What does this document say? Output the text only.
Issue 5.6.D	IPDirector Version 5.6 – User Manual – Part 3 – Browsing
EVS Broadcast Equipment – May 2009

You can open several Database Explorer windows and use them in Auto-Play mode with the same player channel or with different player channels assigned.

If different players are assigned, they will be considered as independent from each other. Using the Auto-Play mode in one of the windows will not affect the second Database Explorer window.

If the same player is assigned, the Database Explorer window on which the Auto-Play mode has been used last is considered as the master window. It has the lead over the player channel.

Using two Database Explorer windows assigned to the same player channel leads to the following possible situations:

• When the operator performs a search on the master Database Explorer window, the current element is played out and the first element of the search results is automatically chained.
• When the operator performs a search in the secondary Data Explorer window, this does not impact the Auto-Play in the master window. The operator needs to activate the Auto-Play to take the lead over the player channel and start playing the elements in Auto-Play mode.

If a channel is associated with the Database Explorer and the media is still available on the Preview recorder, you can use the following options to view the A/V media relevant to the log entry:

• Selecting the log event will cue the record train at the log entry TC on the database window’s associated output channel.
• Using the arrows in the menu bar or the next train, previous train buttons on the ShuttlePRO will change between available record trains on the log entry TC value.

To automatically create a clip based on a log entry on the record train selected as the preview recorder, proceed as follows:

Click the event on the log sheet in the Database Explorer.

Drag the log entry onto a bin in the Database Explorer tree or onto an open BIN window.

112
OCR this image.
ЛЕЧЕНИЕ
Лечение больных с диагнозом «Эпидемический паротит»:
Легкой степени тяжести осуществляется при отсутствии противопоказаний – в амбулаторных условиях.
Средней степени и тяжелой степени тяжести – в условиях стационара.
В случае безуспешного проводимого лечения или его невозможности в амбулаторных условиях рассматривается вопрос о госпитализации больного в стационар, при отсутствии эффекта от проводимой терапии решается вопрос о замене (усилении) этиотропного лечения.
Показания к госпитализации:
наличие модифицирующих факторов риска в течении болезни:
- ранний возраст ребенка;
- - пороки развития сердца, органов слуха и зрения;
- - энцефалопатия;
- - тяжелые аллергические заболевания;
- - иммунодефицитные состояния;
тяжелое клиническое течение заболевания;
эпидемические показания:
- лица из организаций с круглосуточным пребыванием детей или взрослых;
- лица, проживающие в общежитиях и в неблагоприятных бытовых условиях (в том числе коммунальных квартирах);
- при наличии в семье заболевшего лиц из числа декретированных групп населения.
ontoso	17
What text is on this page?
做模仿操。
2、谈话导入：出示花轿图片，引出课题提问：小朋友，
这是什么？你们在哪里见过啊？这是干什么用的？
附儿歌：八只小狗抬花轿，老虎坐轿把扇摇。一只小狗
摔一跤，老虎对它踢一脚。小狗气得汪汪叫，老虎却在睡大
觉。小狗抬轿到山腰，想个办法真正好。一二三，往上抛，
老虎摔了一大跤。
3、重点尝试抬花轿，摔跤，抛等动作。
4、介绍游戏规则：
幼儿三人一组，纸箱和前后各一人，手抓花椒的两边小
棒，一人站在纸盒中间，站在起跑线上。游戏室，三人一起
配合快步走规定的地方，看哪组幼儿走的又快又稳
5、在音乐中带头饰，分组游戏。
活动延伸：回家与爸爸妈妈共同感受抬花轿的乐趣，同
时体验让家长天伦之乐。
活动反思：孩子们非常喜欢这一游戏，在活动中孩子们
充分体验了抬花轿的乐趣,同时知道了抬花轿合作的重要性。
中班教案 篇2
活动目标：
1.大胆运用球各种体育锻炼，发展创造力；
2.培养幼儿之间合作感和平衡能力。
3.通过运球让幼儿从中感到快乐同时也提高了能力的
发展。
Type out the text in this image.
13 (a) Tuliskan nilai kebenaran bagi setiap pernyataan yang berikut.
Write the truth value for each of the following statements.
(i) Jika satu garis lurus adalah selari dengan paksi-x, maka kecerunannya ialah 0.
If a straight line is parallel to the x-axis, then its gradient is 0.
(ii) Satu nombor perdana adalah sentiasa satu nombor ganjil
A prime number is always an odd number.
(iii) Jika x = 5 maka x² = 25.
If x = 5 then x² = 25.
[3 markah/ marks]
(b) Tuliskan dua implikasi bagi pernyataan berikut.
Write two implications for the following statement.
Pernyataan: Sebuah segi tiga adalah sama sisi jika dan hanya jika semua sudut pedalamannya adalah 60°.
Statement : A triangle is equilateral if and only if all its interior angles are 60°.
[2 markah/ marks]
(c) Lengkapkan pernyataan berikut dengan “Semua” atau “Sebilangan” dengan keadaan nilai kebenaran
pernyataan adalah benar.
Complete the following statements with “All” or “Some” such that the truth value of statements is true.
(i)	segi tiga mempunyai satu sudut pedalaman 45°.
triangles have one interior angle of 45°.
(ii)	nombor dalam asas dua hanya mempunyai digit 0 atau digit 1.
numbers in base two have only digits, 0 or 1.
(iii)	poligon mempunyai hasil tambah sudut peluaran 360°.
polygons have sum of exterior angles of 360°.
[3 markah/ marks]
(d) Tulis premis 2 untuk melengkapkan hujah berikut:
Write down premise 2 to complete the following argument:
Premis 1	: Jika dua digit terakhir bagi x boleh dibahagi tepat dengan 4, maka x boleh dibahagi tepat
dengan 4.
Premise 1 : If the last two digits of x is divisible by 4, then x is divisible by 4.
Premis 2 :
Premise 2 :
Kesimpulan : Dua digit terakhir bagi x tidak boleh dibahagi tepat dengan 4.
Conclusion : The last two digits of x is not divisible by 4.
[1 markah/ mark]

- - -

**Task to carry out:** Return all the data above once more, precisely as given.

**Output for this exercise:**
What does this document say? Output the text only.
Issue 5.6.D	IPDirector Version 5.6 – User Manual – Part 3 – Browsing
EVS Broadcast Equipment – May 2009

You can open several Database Explorer windows and use them in Auto-Play mode with the same player channel or with different player channels assigned.

If different players are assigned, they will be considered as independent from each other. Using the Auto-Play mode in one of the windows will not affect the second Database Explorer window.

If the same player is assigned, the Database Explorer window on which the Auto-Play mode has been used last is considered as the master window. It has the lead over the player channel.

Using two Database Explorer windows assigned to the same player channel leads to the following possible situations:

• When the operator performs a search on the master Database Explorer window, the current element is played out and the first element of the search results is automatically chained.
• When the operator performs a search in the secondary Data Explorer window, this does not impact the Auto-Play in the master window. The operator needs to activate the Auto-Play to take the lead over the player channel and start playing the elements in Auto-Play mode.

If a channel is associated with the Database Explorer and the media is still available on the Preview recorder, you can use the following options to view the A/V media relevant to the log entry:

• Selecting the log event will cue the record train at the log entry TC on the database window’s associated output channel.
• Using the arrows in the menu bar or the next train, previous train buttons on the ShuttlePRO will change between available record trains on the log entry TC value.

To automatically create a clip based on a log entry on the record train selected as the preview recorder, proceed as follows:

Click the event on the log sheet in the Database Explorer.

Drag the log entry onto a bin in the Database Explorer tree or onto an open BIN window.

112
OCR this image.
ЛЕЧЕНИЕ
Лечение больных с диагнозом «Эпидемический паротит»:
Легкой степени тяжести осуществляется при отсутствии противопоказаний – в амбулаторных условиях.
Средней степени и тяжелой степени тяжести – в условиях стационара.
В случае безуспешного проводимого лечения или его невозможности в амбулаторных условиях рассматривается вопрос о госпитализации больного в стационар, при отсутствии эффекта от проводимой терапии решается вопрос о замене (усилении) этиотропного лечения.
Показания к госпитализации:
наличие модифицирующих факторов риска в течении болезни:
- ранний возраст ребенка;
- - пороки развития сердца, органов слуха и зрения;
- - энцефалопатия;
- - тяжелые аллергические заболевания;
- - иммунодефицитные состояния;
тяжелое клиническое течение заболевания;
эпидемические показания:
- лица из организаций с круглосуточным пребыванием детей или взрослых;
- лица, проживающие в общежитиях и в неблагоприятных бытовых условиях (в том числе коммунальных квартирах);
- при наличии в семье заболевшего лиц из числа декретированных групп населения.
ontoso	17
What text is on this page?
做模仿操。
2、谈话导入：出示花轿图片，引出课题提问：小朋友，
这是什么？你们在哪里见过啊？这是干什么用的？
附儿歌：八只小狗抬花轿，老虎坐轿把扇摇。一只小狗
摔一跤，老虎对它踢一脚。小狗气得汪汪叫，老虎却在睡大
觉。小狗抬轿到山腰，想个办法真正好。一二三，往上抛，
老虎摔了一大跤。
3、重点尝试抬花轿，摔跤，抛等动作。
4、介绍游戏规则：
幼儿三人一组，纸箱和前后各一人，手抓花椒的两边小
棒，一人站在纸盒中间，站在起跑线上。游戏室，三人一起
配合快步走规定的地方，看哪组幼儿走的又快又稳
5、在音乐中带头饰，分组游戏。
活动延伸：回家与爸爸妈妈共同感受抬花轿的乐趣，同
时体验让家长天伦之乐。
活动反思：孩子们非常喜欢这一游戏，在活动中孩子们
充分体验了抬花轿的乐趣,同时知道了抬花轿合作的重要性。
中班教案 篇2
活动目标：
1.大胆运用球各种体育锻炼，发展创造力；
2.培养幼儿之间合作感和平衡能力。
3.通过运球让幼儿从中感到快乐同时也提高了能力的
发展。
Type out the text in this image.
13 (a) Tuliskan nilai kebenaran bagi setiap pernyataan yang berikut.
Write the truth value for each of the following statements.
(i) Jika satu garis lurus adalah selari dengan paksi-x, maka kecerunannya ialah 0.
If a straight line is parallel to the x-axis, then its gradient is 0.
(ii) Satu nombor perdana adalah sentiasa satu nombor ganjil
A prime number is always an odd number.
(iii) Jika x = 5 maka x² = 25.
If x = 5 then x² = 25.
[3 markah/ marks]
(b) Tuliskan dua implikasi bagi pernyataan berikut.
Write two implications for the following statement.
Pernyataan: Sebuah segi tiga adalah sama sisi jika dan hanya jika semua sudut pedalamannya adalah 60°.
Statement : A triangle is equilateral if and only if all its interior angles are 60°.
[2 markah/ marks]
(c) Lengkapkan pernyataan berikut dengan “Semua” atau “Sebilangan” dengan keadaan nilai kebenaran
pernyataan adalah benar.
Complete the following statements with “All” or “Some” such that the truth value of statements is true.
(i)	segi tiga mempunyai satu sudut pedalaman 45°.
triangles have one interior angle of 45°.
(ii)	nombor dalam asas dua hanya mempunyai digit 0 atau digit 1.
numbers in base two have only digits, 0 or 1.
(iii)	poligon mempunyai hasil tambah sudut peluaran 360°.
polygons have sum of exterior angles of 360°.
[3 markah/ marks]
(d) Tulis premis 2 untuk melengkapkan hujah berikut:
Write down premise 2 to complete the following argument:
Premis 1	: Jika dua digit terakhir bagi x boleh dibahagi tepat dengan 4, maka x boleh dibahagi tepat
dengan 4.
Premise 1 : If the last two digits of x is divisible by 4, then x is divisible by 4.
Premis 2 :
Premise 2 :
Kesimpulan : Dua digit terakhir bagi x tidak boleh dibahagi tepat dengan 4.
Conclusion : The last two digits of x is not divisible by 4.
[1 markah/ mark]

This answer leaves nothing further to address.